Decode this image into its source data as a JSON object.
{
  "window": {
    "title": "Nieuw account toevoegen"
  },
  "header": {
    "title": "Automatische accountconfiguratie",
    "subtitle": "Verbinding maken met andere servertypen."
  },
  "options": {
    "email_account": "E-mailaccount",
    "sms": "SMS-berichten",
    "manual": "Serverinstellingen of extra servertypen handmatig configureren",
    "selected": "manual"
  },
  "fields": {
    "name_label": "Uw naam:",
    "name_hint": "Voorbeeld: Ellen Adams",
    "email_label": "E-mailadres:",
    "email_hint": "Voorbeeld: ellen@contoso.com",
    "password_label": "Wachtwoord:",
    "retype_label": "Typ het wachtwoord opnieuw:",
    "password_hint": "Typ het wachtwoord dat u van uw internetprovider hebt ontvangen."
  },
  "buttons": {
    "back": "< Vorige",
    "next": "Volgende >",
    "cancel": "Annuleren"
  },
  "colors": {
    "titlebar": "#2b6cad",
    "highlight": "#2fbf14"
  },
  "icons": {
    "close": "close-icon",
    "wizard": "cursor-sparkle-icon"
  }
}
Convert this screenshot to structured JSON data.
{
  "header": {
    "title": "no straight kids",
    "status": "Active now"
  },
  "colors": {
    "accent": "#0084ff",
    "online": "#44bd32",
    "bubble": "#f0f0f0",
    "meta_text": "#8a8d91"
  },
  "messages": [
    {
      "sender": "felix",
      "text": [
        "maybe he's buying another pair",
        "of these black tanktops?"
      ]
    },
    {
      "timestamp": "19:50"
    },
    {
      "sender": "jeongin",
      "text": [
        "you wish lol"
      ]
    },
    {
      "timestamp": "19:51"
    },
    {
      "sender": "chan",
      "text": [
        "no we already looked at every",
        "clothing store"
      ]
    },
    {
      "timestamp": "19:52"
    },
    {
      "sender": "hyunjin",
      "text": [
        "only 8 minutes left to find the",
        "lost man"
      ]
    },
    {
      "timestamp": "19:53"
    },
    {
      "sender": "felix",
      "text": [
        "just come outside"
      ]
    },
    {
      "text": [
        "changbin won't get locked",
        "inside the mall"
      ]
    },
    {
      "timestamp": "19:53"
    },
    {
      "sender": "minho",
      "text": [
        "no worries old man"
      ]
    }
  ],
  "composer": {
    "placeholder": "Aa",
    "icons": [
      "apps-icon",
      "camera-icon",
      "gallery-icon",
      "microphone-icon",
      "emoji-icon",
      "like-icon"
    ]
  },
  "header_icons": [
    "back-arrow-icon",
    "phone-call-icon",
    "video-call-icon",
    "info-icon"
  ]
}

### Aim of the exercise:
Output the records verbatim, from the first line to the last.

### Answer to this exercise:
Decode this image into its source data as a JSON object.
{
  "window": {
    "title": "Nieuw account toevoegen"
  },
  "header": {
    "title": "Automatische accountconfiguratie",
    "subtitle": "Verbinding maken met andere servertypen."
  },
  "options": {
    "email_account": "E-mailaccount",
    "sms": "SMS-berichten",
    "manual": "Serverinstellingen of extra servertypen handmatig configureren",
    "selected": "manual"
  },
  "fields": {
    "name_label": "Uw naam:",
    "name_hint": "Voorbeeld: Ellen Adams",
    "email_label": "E-mailadres:",
    "email_hint": "Voorbeeld: ellen@contoso.com",
    "password_label": "Wachtwoord:",
    "retype_label": "Typ het wachtwoord opnieuw:",
    "password_hint": "Typ het wachtwoord dat u van uw internetprovider hebt ontvangen."
  },
  "buttons": {
    "back": "< Vorige",
    "next": "Volgende >",
    "cancel": "Annuleren"
  },
  "colors": {
    "titlebar": "#2b6cad",
    "highlight": "#2fbf14"
  },
  "icons": {
    "close": "close-icon",
    "wizard": "cursor-sparkle-icon"
  }
}
Convert this screenshot to structured JSON data.
{
  "header": {
    "title": "no straight kids",
    "status": "Active now"
  },
  "colors": {
    "accent": "#0084ff",
    "online": "#44bd32",
    "bubble": "#f0f0f0",
    "meta_text": "#8a8d91"
  },
  "messages": [
    {
      "sender": "felix",
      "text": [
        "maybe he's buying another pair",
        "of these black tanktops?"
      ]
    },
    {
      "timestamp": "19:50"
    },
    {
      "sender": "jeongin",
      "text": [
        "you wish lol"
      ]
    },
    {
      "timestamp": "19:51"
    },
    {
      "sender": "chan",
      "text": [
        "no we already looked at every",
        "clothing store"
      ]
    },
    {
      "timestamp": "19:52"
    },
    {
      "sender": "hyunjin",
      "text": [
        "only 8 minutes left to find the",
        "lost man"
      ]
    },
    {
      "timestamp": "19:53"
    },
    {
      "sender": "felix",
      "text": [
        "just come outside"
      ]
    },
    {
      "text": [
        "changbin won't get locked",
        "inside the mall"
      ]
    },
    {
      "timestamp": "19:53"
    },
    {
      "sender": "minho",
      "text": [
        "no worries old man"
      ]
    }
  ],
  "composer": {
    "placeholder": "Aa",
    "icons": [
      "apps-icon",
      "camera-icon",
      "gallery-icon",
      "microphone-icon",
      "emoji-icon",
      "like-icon"
    ]
  },
  "header_icons": [
    "back-arrow-icon",
    "phone-call-icon",
    "video-call-icon",
    "info-icon"
  ]
}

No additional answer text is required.